Supplied records:

..........

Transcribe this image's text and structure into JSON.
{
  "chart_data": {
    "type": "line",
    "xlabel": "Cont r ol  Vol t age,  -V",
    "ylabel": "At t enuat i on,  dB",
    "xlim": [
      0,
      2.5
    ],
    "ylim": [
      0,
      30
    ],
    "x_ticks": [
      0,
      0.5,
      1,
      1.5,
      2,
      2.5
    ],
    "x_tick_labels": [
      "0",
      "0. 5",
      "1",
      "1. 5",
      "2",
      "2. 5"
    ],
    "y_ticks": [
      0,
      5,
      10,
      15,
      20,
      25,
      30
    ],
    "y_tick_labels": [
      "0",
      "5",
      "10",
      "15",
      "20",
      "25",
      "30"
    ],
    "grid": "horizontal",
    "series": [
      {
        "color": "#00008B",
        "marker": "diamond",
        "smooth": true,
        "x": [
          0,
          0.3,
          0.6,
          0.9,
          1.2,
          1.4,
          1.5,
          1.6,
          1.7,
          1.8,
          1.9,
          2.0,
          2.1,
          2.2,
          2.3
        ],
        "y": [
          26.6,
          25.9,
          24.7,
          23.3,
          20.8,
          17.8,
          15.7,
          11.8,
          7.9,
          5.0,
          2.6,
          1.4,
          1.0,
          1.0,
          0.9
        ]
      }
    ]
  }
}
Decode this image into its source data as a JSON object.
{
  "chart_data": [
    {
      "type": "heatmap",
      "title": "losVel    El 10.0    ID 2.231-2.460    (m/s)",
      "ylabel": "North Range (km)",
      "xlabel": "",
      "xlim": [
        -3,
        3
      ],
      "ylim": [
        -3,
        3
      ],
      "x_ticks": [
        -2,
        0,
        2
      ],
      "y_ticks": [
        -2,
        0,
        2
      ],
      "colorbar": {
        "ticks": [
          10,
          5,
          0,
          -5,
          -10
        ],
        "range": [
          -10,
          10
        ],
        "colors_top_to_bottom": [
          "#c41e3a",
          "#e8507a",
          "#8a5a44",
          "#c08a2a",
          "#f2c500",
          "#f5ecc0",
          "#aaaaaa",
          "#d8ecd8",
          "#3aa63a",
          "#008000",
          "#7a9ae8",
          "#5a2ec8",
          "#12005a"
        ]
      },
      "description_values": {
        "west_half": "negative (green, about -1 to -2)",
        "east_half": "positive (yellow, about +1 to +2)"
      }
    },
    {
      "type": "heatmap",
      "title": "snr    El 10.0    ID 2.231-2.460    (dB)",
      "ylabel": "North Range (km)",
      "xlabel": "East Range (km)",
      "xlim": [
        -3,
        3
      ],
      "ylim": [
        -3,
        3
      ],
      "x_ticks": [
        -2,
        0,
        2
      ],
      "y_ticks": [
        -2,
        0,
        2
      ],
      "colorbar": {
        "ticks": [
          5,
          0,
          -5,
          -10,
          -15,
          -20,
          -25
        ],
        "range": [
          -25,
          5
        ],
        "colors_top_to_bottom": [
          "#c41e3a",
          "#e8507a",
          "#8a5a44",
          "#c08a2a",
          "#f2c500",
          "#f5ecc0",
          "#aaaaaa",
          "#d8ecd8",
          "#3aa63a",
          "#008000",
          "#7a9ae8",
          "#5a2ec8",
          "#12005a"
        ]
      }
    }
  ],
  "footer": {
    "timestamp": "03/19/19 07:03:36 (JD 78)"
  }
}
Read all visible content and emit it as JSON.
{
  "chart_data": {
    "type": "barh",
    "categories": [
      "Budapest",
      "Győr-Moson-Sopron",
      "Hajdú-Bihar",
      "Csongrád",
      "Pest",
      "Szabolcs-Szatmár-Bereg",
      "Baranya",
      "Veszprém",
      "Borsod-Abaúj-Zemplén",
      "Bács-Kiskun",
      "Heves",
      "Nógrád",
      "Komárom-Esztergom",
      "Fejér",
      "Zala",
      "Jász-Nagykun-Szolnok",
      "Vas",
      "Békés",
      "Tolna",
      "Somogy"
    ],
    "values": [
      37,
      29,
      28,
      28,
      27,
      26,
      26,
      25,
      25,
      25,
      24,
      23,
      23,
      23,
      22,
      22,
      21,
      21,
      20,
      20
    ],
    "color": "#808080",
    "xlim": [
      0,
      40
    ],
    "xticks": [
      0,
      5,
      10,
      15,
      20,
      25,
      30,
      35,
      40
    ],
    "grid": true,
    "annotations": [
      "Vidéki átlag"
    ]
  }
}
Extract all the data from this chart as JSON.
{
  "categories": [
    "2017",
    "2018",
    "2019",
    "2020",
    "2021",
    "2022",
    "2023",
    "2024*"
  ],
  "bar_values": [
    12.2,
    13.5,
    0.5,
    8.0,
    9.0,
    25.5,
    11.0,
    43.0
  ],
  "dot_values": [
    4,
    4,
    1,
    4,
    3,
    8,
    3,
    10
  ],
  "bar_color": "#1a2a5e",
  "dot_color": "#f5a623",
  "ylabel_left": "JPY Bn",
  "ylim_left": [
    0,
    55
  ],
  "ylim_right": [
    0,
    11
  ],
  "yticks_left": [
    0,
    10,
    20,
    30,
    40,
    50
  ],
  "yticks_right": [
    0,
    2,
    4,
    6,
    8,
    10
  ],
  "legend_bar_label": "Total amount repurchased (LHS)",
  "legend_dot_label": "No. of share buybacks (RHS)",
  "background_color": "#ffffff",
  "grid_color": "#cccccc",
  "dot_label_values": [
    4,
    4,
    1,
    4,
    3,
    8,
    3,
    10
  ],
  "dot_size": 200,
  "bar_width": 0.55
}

..........

Exercise aim:
Go over the data above and copy every line that has the word "JSON" in it.

Problem solution:
Transcribe this image's text and structure into JSON.
Decode this image into its source data as a JSON object.
Read all visible content and emit it as JSON.
Extract all the data from this chart as JSON.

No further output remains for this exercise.